Request.
Out of all the lines below, count those with the word "Αλλάζει". Give the number only.

Exercise data.
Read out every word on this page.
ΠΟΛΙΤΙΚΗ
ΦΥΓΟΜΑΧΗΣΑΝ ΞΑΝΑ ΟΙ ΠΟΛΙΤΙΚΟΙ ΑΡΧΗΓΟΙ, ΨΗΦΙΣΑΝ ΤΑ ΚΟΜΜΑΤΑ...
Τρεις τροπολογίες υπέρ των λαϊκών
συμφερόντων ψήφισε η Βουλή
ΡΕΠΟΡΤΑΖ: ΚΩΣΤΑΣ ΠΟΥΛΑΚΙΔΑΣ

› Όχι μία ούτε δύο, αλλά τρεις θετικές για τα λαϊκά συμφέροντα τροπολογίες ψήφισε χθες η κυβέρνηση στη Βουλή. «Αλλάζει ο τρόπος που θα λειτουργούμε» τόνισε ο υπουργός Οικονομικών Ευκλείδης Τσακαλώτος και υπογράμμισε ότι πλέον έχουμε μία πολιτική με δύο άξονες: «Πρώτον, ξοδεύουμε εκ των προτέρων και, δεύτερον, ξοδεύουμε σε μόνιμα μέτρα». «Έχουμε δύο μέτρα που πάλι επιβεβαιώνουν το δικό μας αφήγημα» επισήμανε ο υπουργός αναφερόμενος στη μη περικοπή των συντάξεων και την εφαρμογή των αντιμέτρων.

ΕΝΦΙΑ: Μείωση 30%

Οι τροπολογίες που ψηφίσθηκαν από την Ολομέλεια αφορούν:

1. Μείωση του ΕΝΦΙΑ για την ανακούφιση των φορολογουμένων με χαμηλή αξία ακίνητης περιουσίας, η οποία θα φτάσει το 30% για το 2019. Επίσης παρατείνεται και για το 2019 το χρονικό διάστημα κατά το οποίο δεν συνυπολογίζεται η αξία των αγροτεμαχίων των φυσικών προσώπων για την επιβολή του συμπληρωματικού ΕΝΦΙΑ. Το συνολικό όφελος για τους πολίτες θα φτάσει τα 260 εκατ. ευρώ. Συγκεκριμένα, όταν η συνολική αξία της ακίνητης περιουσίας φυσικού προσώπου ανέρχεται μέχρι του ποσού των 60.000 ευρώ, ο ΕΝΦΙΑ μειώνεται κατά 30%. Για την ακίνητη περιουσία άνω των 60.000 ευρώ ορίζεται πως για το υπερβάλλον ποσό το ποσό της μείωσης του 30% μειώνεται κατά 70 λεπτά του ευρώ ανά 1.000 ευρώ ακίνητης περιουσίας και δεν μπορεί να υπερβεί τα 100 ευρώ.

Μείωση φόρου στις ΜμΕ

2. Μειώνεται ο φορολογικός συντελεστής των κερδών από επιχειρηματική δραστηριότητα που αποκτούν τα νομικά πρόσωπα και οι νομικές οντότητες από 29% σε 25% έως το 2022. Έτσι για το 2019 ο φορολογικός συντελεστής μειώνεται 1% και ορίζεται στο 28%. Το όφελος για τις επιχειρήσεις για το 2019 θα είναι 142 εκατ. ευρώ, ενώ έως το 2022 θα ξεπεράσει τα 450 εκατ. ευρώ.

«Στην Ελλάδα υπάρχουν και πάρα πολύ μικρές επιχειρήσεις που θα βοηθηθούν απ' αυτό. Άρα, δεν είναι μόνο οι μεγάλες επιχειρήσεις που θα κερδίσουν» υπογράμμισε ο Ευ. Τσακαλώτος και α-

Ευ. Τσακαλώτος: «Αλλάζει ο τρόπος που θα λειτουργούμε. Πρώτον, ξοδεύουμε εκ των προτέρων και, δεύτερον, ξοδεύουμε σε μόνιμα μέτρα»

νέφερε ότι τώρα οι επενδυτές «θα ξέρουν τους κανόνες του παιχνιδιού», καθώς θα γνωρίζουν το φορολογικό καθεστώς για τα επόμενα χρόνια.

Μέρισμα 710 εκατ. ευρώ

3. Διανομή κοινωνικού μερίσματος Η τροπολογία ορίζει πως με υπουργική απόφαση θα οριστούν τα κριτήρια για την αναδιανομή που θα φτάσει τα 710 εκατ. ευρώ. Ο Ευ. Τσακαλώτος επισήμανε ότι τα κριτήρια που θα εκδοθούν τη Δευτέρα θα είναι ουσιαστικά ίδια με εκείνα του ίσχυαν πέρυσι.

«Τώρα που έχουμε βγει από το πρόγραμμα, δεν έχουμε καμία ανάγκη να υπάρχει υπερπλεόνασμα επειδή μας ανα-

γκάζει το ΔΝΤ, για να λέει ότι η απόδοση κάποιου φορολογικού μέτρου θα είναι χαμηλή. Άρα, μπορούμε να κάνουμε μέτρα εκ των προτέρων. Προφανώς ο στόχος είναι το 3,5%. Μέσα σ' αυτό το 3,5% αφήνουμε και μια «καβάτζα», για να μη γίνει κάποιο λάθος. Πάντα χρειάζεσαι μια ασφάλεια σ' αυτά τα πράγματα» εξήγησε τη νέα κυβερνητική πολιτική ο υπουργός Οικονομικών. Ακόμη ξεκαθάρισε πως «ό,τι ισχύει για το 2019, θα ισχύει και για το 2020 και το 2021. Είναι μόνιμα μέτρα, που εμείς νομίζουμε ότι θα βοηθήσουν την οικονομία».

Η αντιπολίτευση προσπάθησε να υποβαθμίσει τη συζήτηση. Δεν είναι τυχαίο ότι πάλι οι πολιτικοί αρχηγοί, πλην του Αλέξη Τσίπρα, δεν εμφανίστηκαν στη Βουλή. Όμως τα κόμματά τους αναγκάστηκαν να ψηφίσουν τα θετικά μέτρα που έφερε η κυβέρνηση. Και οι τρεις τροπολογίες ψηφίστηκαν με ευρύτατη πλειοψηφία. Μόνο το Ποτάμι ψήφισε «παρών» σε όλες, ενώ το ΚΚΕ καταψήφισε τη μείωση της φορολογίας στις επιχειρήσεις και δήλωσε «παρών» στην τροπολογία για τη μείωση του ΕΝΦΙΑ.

Expected output.
2